## [Exercise description]
Reproduce the data that follows in its entirety, character for character.

--- start Dataset records ---

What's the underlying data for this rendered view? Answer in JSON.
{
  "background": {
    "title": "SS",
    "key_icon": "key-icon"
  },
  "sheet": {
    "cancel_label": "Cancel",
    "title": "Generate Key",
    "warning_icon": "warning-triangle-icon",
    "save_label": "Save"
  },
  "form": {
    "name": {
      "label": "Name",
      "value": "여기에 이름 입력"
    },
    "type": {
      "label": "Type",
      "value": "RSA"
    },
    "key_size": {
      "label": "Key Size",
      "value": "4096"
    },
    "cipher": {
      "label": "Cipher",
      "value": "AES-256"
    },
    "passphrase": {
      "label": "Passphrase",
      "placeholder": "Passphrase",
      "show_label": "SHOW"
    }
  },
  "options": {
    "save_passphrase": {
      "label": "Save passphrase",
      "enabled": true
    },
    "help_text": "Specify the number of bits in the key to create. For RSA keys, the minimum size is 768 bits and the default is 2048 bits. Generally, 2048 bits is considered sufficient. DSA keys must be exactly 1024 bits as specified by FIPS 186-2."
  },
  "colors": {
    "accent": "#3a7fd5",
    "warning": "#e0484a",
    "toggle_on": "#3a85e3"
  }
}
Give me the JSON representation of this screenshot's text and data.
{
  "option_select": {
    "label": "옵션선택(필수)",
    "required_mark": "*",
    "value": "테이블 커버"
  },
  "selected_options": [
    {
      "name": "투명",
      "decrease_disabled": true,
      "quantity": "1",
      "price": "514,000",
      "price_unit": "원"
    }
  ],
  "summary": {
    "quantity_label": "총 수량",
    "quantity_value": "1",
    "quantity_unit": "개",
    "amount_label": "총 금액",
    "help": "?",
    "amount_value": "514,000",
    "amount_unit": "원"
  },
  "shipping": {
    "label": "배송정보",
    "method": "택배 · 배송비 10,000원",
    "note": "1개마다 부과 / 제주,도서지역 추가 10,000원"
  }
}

--- end Dataset records ---

## [Solved problem]
What's the underlying data for this rendered view? Answer in JSON.
{
  "background": {
    "title": "SS",
    "key_icon": "key-icon"
  },
  "sheet": {
    "cancel_label": "Cancel",
    "title": "Generate Key",
    "warning_icon": "warning-triangle-icon",
    "save_label": "Save"
  },
  "form": {
    "name": {
      "label": "Name",
      "value": "여기에 이름 입력"
    },
    "type": {
      "label": "Type",
      "value": "RSA"
    },
    "key_size": {
      "label": "Key Size",
      "value": "4096"
    },
    "cipher": {
      "label": "Cipher",
      "value": "AES-256"
    },
    "passphrase": {
      "label": "Passphrase",
      "placeholder": "Passphrase",
      "show_label": "SHOW"
    }
  },
  "options": {
    "save_passphrase": {
      "label": "Save passphrase",
      "enabled": true
    },
    "help_text": "Specify the number of bits in the key to create. For RSA keys, the minimum size is 768 bits and the default is 2048 bits. Generally, 2048 bits is considered sufficient. DSA keys must be exactly 1024 bits as specified by FIPS 186-2."
  },
  "colors": {
    "accent": "#3a7fd5",
    "warning": "#e0484a",
    "toggle_on": "#3a85e3"
  }
}
Give me the JSON representation of this screenshot's text and data.
{
  "option_select": {
    "label": "옵션선택(필수)",
    "required_mark": "*",
    "value": "테이블 커버"
  },
  "selected_options": [
    {
      "name": "투명",
      "decrease_disabled": true,
      "quantity": "1",
      "price": "514,000",
      "price_unit": "원"
    }
  ],
  "summary": {
    "quantity_label": "총 수량",
    "quantity_value": "1",
    "quantity_unit": "개",
    "amount_label": "총 금액",
    "help": "?",
    "amount_value": "514,000",
    "amount_unit": "원"
  },
  "shipping": {
    "label": "배송정보",
    "method": "택배 · 배송비 10,000원",
    "note": "1개마다 부과 / 제주,도서지역 추가 10,000원"
  }
}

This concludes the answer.